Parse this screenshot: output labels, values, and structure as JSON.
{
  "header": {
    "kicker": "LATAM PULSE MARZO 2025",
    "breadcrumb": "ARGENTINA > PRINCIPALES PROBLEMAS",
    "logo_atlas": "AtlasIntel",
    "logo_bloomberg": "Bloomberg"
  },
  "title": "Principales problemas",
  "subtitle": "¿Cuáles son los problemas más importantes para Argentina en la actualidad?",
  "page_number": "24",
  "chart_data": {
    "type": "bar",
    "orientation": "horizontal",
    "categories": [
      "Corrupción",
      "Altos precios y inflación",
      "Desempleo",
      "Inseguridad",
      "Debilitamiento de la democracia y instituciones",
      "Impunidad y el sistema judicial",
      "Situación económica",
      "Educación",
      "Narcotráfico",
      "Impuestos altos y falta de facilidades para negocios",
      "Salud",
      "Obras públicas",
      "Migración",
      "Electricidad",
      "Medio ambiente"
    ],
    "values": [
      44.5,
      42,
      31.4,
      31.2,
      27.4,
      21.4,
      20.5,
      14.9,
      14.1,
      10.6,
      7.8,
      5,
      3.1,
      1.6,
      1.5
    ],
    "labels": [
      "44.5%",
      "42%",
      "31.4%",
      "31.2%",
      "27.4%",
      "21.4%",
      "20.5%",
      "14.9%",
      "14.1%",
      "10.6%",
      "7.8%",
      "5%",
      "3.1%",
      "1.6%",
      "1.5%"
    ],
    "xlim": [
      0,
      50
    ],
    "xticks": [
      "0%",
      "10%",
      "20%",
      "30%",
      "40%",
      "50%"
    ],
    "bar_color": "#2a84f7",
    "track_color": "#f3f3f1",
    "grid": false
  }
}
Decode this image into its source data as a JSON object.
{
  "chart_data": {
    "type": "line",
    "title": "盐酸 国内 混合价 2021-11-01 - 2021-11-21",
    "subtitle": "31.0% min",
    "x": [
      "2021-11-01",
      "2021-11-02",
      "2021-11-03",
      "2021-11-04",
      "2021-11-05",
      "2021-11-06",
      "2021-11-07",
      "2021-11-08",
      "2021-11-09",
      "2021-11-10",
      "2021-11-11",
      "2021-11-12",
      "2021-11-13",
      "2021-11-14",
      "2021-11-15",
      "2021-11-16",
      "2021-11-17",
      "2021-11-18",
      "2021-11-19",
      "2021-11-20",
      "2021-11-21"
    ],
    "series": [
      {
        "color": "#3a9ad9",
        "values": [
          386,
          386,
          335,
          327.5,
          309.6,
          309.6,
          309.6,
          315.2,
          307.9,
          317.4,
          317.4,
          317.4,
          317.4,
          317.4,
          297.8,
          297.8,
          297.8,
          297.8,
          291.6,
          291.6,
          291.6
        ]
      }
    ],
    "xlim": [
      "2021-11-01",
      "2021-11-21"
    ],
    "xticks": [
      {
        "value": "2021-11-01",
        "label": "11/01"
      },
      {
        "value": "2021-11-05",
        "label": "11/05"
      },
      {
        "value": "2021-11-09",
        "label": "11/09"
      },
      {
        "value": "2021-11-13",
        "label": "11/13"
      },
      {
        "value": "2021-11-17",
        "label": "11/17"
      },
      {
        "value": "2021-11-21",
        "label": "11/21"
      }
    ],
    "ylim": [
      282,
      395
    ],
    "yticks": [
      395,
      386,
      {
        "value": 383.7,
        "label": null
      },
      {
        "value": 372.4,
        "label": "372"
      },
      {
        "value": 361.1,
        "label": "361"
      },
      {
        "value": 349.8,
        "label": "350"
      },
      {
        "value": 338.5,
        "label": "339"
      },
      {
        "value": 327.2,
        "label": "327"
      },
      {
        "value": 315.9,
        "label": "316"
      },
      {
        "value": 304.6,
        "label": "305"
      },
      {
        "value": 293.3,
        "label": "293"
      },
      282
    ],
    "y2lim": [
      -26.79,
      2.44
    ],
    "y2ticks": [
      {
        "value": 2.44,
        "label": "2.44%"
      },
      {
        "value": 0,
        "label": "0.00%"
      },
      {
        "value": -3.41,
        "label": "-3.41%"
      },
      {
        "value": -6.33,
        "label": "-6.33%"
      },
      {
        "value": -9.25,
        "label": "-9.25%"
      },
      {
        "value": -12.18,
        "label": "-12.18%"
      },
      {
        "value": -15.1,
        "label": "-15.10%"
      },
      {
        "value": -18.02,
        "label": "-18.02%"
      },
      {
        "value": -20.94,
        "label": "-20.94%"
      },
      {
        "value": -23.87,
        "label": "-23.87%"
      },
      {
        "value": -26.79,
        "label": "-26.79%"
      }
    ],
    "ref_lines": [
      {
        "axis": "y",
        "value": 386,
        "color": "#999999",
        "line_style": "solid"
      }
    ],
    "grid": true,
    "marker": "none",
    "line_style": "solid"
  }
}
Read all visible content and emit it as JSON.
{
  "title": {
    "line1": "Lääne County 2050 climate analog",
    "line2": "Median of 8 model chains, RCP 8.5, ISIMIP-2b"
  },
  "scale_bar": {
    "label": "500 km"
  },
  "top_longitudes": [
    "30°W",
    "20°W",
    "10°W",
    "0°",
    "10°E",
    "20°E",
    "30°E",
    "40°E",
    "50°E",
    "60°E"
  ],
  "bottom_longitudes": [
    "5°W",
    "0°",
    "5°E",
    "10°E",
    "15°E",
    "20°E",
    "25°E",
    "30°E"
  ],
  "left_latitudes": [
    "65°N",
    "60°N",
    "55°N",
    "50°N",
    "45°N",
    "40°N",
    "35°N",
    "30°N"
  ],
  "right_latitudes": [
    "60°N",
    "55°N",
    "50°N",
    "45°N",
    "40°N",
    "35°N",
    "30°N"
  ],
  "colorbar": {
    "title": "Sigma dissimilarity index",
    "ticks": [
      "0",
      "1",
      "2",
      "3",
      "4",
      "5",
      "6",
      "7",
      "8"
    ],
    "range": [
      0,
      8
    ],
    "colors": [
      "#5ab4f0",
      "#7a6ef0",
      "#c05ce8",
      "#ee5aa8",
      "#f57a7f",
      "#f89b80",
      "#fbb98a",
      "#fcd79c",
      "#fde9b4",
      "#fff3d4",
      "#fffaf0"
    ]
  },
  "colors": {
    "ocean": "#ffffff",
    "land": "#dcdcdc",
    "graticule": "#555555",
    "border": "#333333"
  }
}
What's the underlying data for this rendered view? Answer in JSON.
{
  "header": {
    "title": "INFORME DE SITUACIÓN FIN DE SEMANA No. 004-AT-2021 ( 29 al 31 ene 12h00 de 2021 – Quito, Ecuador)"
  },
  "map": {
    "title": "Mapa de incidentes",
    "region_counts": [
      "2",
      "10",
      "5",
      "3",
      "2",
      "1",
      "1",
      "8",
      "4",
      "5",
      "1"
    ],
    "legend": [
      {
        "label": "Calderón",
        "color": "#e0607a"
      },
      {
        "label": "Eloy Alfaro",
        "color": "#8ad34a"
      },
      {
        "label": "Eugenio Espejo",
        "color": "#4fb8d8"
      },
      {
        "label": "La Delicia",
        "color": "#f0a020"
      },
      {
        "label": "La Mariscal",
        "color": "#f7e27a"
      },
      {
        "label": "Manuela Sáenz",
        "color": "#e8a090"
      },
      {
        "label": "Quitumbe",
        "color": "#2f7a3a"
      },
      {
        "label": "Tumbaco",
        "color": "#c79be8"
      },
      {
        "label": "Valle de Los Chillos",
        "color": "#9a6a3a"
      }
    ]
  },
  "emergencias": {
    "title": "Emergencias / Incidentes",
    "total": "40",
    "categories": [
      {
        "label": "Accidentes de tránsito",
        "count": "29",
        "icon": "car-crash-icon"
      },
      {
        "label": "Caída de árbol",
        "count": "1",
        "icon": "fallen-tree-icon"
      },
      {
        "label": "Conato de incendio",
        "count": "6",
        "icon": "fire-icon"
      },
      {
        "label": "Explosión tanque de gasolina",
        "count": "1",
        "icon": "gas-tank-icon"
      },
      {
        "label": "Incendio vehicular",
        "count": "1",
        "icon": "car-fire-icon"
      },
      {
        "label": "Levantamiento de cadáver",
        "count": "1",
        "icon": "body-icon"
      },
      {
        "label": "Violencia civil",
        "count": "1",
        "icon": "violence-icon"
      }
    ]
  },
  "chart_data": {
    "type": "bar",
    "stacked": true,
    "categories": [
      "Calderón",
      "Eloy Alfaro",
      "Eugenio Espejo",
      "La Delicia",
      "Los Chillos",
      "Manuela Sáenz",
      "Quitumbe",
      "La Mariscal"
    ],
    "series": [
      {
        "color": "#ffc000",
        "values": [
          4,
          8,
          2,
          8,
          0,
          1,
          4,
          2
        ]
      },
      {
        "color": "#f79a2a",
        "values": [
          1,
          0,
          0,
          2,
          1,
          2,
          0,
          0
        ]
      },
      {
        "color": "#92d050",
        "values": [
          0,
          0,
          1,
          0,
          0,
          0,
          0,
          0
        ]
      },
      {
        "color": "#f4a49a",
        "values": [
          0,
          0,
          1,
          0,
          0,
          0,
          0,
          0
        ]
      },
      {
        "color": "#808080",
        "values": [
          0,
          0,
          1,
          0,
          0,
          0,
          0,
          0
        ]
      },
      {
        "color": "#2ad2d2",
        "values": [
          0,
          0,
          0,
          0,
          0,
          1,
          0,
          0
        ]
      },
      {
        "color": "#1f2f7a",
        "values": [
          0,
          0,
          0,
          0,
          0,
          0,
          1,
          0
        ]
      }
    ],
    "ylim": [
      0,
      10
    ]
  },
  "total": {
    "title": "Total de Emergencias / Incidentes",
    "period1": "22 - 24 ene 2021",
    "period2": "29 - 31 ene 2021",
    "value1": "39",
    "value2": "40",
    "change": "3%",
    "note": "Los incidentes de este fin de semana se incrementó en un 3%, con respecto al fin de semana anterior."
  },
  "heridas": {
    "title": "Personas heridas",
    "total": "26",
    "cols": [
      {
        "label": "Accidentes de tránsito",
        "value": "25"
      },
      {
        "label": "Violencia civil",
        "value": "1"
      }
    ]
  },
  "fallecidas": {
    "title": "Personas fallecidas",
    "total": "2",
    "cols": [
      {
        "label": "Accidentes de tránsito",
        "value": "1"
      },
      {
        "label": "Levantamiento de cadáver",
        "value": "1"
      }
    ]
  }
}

▶ Description of the task
Work out how many lines of the data above contain the string "JSON" and give the number alone.

▶ Problem solution
4